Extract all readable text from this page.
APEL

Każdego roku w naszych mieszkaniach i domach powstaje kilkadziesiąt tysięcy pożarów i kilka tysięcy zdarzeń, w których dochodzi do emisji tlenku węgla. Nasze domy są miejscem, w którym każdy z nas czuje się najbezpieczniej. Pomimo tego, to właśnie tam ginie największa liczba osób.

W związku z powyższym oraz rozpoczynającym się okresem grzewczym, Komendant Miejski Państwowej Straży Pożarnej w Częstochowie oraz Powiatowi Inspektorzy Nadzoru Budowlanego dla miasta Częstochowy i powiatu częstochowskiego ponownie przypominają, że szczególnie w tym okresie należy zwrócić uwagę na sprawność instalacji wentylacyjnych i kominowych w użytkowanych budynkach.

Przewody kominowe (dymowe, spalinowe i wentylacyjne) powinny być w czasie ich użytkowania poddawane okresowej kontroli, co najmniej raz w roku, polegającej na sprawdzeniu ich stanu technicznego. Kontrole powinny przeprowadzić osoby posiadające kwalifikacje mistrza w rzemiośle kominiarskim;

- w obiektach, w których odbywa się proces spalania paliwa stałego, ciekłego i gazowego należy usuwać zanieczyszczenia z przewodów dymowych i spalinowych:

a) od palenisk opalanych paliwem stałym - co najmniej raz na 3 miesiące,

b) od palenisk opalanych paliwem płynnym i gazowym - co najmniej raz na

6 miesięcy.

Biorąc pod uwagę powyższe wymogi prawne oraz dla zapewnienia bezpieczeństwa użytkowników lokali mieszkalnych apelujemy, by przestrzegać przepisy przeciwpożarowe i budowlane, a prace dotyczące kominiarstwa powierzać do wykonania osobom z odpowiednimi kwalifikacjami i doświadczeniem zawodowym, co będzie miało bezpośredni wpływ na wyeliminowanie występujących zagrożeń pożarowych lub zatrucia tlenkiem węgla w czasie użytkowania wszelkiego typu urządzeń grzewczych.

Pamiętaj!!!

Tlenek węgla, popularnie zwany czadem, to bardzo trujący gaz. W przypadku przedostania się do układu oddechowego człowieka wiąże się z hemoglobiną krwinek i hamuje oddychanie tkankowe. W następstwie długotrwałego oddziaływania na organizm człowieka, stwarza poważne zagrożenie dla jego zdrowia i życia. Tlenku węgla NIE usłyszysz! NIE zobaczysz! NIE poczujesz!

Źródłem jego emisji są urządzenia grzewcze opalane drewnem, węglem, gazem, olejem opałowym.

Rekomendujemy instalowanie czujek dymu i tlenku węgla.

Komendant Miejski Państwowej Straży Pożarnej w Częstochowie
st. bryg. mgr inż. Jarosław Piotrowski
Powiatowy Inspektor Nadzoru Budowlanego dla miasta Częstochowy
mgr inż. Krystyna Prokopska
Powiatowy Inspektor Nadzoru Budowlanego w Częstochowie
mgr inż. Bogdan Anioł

........

EXERCISE BRIEF: All of the data must be returned exactly.

RESPONSE:
Extract all readable text from this page.
APEL

Każdego roku w naszych mieszkaniach i domach powstaje kilkadziesiąt tysięcy pożarów i kilka tysięcy zdarzeń, w których dochodzi do emisji tlenku węgla. Nasze domy są miejscem, w którym każdy z nas czuje się najbezpieczniej. Pomimo tego, to właśnie tam ginie największa liczba osób.

W związku z powyższym oraz rozpoczynającym się okresem grzewczym, Komendant Miejski Państwowej Straży Pożarnej w Częstochowie oraz Powiatowi Inspektorzy Nadzoru Budowlanego dla miasta Częstochowy i powiatu częstochowskiego ponownie przypominają, że szczególnie w tym okresie należy zwrócić uwagę na sprawność instalacji wentylacyjnych i kominowych w użytkowanych budynkach.

Przewody kominowe (dymowe, spalinowe i wentylacyjne) powinny być w czasie ich użytkowania poddawane okresowej kontroli, co najmniej raz w roku, polegającej na sprawdzeniu ich stanu technicznego. Kontrole powinny przeprowadzić osoby posiadające kwalifikacje mistrza w rzemiośle kominiarskim;

- w obiektach, w których odbywa się proces spalania paliwa stałego, ciekłego i gazowego należy usuwać zanieczyszczenia z przewodów dymowych i spalinowych:

a) od palenisk opalanych paliwem stałym - co najmniej raz na 3 miesiące,

b) od palenisk opalanych paliwem płynnym i gazowym - co najmniej raz na

6 miesięcy.

Biorąc pod uwagę powyższe wymogi prawne oraz dla zapewnienia bezpieczeństwa użytkowników lokali mieszkalnych apelujemy, by przestrzegać przepisy przeciwpożarowe i budowlane, a prace dotyczące kominiarstwa powierzać do wykonania osobom z odpowiednimi kwalifikacjami i doświadczeniem zawodowym, co będzie miało bezpośredni wpływ na wyeliminowanie występujących zagrożeń pożarowych lub zatrucia tlenkiem węgla w czasie użytkowania wszelkiego typu urządzeń grzewczych.

Pamiętaj!!!

Tlenek węgla, popularnie zwany czadem, to bardzo trujący gaz. W przypadku przedostania się do układu oddechowego człowieka wiąże się z hemoglobiną krwinek i hamuje oddychanie tkankowe. W następstwie długotrwałego oddziaływania na organizm człowieka, stwarza poważne zagrożenie dla jego zdrowia i życia. Tlenku węgla NIE usłyszysz! NIE zobaczysz! NIE poczujesz!

Źródłem jego emisji są urządzenia grzewcze opalane drewnem, węglem, gazem, olejem opałowym.

Rekomendujemy instalowanie czujek dymu i tlenku węgla.

Komendant Miejski Państwowej Straży Pożarnej w Częstochowie
st. bryg. mgr inż. Jarosław Piotrowski
Powiatowy Inspektor Nadzoru Budowlanego dla miasta Częstochowy
mgr inż. Krystyna Prokopska
Powiatowy Inspektor Nadzoru Budowlanego w Częstochowie
mgr inż. Bogdan Anioł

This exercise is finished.